• [Work instructions] Without the pictures, return all of the material exactly as written.

• [Task input]
────────────────

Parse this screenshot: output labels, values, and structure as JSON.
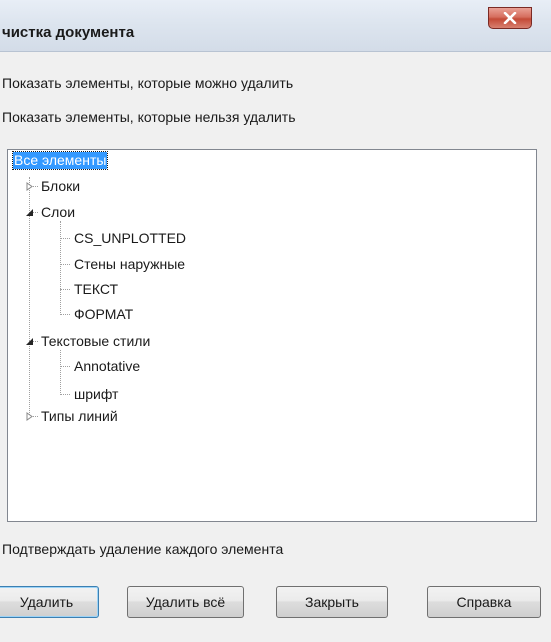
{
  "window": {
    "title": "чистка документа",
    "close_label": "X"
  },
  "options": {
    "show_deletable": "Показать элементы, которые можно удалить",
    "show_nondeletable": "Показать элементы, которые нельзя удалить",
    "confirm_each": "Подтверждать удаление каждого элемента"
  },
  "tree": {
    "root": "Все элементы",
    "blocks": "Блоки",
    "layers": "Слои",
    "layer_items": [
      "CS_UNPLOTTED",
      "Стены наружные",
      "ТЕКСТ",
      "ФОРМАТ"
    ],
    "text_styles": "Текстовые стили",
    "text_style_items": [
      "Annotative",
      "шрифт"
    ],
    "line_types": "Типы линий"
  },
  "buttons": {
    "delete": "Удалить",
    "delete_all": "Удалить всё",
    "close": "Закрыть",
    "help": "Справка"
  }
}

────────────────

• [Written response]
Parse this screenshot: output labels, values, and structure as JSON.
{
  "window": {
    "title": "чистка документа",
    "close_label": "X"
  },
  "options": {
    "show_deletable": "Показать элементы, которые можно удалить",
    "show_nondeletable": "Показать элементы, которые нельзя удалить",
    "confirm_each": "Подтверждать удаление каждого элемента"
  },
  "tree": {
    "root": "Все элементы",
    "blocks": "Блоки",
    "layers": "Слои",
    "layer_items": [
      "CS_UNPLOTTED",
      "Стены наружные",
      "ТЕКСТ",
      "ФОРМАТ"
    ],
    "text_styles": "Текстовые стили",
    "text_style_items": [
      "Annotative",
      "шрифт"
    ],
    "line_types": "Типы линий"
  },
  "buttons": {
    "delete": "Удалить",
    "delete_all": "Удалить всё",
    "close": "Закрыть",
    "help": "Справка"
  }
}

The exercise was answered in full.